Entries shown:
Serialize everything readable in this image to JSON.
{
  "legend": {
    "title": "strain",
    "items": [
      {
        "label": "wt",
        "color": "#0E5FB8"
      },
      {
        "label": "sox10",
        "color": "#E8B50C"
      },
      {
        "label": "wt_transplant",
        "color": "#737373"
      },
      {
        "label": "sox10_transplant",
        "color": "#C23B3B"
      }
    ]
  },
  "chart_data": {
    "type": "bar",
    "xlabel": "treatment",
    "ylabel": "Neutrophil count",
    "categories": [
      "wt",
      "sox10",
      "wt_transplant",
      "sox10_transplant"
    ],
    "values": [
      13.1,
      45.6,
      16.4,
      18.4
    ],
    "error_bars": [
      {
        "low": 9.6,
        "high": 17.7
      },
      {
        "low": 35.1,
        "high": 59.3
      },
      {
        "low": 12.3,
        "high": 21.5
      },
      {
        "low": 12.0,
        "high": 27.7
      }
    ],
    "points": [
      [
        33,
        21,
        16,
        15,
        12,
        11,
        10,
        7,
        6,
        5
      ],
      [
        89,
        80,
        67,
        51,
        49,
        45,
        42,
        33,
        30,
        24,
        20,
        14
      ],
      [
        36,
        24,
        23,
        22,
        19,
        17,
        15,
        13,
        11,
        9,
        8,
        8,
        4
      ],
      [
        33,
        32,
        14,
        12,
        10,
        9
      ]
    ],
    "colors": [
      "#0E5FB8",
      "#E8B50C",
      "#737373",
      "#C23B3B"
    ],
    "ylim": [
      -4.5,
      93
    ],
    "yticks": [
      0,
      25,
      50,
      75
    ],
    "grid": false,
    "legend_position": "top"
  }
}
* * *
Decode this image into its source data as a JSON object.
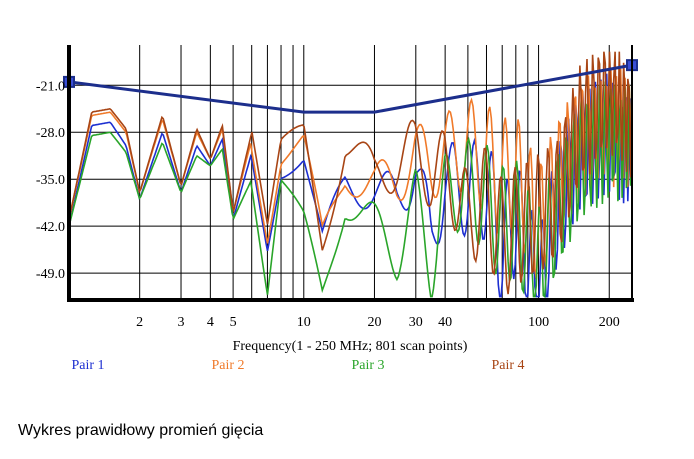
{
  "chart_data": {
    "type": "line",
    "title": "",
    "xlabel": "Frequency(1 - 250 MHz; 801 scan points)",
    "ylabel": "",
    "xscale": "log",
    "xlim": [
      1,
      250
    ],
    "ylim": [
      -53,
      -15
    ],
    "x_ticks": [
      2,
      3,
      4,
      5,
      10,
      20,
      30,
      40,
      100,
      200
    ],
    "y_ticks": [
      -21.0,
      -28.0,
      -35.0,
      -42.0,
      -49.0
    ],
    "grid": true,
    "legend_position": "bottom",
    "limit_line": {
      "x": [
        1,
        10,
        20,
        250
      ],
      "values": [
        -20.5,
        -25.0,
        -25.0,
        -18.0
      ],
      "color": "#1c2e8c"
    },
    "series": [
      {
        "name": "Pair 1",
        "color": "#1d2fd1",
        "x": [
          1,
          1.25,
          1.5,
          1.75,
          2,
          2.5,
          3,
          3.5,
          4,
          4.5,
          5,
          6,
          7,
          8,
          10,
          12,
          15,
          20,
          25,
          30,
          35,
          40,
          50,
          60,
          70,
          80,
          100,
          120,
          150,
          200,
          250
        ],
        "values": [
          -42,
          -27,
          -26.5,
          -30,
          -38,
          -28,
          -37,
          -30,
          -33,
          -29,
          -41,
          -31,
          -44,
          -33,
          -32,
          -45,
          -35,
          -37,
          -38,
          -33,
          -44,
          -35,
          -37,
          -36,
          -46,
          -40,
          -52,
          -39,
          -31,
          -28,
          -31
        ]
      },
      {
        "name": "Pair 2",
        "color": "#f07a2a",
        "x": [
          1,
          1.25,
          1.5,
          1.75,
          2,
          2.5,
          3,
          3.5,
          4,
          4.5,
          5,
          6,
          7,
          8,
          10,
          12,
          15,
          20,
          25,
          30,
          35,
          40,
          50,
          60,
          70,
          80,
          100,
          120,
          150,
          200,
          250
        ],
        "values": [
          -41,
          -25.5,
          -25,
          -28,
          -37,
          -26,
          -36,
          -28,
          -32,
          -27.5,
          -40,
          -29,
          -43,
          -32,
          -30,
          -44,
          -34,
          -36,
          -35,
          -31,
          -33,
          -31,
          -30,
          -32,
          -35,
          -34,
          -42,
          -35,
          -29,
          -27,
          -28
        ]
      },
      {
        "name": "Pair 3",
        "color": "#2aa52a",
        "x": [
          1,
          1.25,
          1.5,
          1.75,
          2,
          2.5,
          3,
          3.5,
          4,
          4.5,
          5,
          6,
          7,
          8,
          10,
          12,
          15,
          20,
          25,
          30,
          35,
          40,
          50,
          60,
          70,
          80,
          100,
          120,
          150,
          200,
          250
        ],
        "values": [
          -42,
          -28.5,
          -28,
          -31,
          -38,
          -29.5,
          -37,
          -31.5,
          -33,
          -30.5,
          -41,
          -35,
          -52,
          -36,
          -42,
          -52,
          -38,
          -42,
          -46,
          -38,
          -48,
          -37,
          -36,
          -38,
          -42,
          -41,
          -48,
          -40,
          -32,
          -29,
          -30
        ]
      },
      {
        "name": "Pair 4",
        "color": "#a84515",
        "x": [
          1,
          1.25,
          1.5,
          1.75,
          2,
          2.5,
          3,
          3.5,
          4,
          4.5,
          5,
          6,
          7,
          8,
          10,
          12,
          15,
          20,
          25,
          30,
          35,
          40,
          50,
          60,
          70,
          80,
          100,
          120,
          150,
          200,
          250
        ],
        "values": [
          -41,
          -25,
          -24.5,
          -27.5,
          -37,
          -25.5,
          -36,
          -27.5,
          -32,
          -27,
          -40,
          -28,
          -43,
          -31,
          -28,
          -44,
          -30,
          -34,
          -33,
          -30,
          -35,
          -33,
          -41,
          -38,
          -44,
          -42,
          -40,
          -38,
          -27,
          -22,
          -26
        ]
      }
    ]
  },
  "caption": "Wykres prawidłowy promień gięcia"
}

What you need to do: Only the number is wanted: how many lines of these entries contain the string "Pair"?

Finished task: 4